Prompt =>
Answer from the Titanic notebook below:
1. What Parch value is given for children who traveled only with a nanny?
2. How many entries does the dataset summary show?
3. Which two factors set the mean used to fill in missing ages?

In [2]:
import numpy as np
import pandas as pd
import matplotlib.pyplot as plt
import seaborn as sns
%matplotlib inline
sns.set_style(style="darkgrid")
# plt.rcParams['figure.figsize'] = [12.0, 8.0] # make plots size, double of the notebook normal
plt.rcParams['figure.figsize'] = [9.0, 6.0] # make plots size, double of the notebook normal
from IPython.display import display, HTML # to use display() to always have well formatted html table output
Variable Name | Definition |
---|---|
PassengerId | A unique ID to each Passenger; 1-891 |
Survived | A boolean variable; 1 - Survived, 0 - Dead |
Pclass | Ticket Class; 1 - 1st, 2 - 2nd, 3 - 3rd class |
Name | Passenger Name |
Sex | Sex of Passenger |
Age | Age in Years |
SibSp | Number of Siblings / Spouses Aboard |
Parch | Number of parents / children aboard the titanic |
Ticket | Ticket number |
Fare | Passenger Fare |
Cabin | Cabin number |
Embarked | Port of Embarkation; C - Cherbourg, Q - Queenstown, S - Southampton |
Pclass: A proxy for socio-economic status (SES)
1st = Upper
2nd = Middle
3rd = Lower
Age: Age is fractional if less than 1. If the age is estimated, is it in the form of xx.5
SibSp: The dataset defines family relations in this way...
Sibling = brother, sister, stepbrother, stepsister
Spouse = husband, wife (mistresses and fiancés were ignored)
Parch: The dataset defines family relations in this way...
Parent = mother, father
Child = daughter, son, stepdaughter, stepson
Some children travelled only with a nanny, therefore parch=0 for them.
*Source: [Kaggle's - Titanic: Machine Learning from Disaster](https://www.kaggle.com/c/titanic/data)*
In [3]:
titanic_df = pd.read_csv("titanic-data.csv", index_col=["PassengerId"])
titanic_df.head()
Out[3]:
In [4]:
titanic_df.info()
Dataset summary above shows that there are 891 entries.
However, from above we can also see that we have missing values in - Age, Cabin, Embarked columns.
To review the data by distributions, and to tackle various questions - we first need to deal with this issue of missing ages.
If we assume that the missing ages will be distributed similarly, to the values that are present - then we can substitue values that represent the existing distribution.
For this we can replace the missing values with the mean.
To have best representative values populated - we will taken mean based on Sex and Pclass. In other words the mean of ages for Sex within the Pclass, and when replacing the missing age, these two factors will be kept in consideration - to use the related mean of ages.

Listed records =>

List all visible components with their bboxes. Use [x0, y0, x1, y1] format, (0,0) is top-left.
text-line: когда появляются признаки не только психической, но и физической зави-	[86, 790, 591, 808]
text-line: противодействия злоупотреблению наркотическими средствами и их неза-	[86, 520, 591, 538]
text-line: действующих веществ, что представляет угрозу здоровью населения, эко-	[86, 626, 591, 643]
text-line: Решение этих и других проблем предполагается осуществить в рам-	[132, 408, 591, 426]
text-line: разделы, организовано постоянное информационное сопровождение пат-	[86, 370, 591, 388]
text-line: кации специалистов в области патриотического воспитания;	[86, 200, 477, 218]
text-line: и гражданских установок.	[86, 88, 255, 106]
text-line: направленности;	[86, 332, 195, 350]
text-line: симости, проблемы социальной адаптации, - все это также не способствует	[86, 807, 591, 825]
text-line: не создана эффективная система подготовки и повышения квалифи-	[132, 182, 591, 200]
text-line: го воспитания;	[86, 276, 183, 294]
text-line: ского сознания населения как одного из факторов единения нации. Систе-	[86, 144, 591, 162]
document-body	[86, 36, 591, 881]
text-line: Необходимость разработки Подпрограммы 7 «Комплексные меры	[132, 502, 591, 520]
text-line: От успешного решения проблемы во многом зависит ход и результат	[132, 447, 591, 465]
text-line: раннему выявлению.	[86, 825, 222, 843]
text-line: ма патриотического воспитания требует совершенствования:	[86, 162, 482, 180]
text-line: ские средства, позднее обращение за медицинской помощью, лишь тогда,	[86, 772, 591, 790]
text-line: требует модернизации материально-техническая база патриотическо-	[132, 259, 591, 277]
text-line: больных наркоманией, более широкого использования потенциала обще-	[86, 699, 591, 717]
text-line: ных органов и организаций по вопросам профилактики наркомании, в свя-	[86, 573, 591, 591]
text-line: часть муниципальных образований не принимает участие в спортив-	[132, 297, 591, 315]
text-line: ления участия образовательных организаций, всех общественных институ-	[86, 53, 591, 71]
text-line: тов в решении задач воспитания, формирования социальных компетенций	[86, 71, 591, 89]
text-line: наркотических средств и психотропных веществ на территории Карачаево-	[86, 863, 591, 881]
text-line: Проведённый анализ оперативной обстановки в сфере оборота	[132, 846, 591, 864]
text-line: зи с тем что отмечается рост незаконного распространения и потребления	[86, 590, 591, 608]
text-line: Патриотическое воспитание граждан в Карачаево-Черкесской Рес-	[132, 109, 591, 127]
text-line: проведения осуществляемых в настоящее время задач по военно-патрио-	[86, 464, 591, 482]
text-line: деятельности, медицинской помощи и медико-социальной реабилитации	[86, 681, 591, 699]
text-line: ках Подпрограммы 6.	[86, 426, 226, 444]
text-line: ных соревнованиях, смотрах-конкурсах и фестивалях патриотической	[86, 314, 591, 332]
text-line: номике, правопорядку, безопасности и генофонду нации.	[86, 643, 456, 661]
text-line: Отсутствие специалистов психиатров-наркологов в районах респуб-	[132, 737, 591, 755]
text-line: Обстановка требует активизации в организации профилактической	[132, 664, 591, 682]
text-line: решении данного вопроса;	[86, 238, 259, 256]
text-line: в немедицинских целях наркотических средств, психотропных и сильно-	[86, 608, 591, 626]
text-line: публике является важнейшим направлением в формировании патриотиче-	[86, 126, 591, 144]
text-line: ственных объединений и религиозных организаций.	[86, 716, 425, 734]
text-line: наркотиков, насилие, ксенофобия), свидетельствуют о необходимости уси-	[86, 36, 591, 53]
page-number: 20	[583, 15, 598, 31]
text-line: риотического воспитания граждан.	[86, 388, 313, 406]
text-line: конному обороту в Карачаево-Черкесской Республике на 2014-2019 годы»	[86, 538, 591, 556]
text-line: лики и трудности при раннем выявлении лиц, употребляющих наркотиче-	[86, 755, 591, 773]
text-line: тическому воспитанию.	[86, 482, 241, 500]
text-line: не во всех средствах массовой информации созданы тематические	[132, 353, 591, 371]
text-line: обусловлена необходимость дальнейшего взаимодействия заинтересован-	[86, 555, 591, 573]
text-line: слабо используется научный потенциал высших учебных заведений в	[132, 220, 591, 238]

Task output =>
1. 0
2. 891
3. Sex and Pclass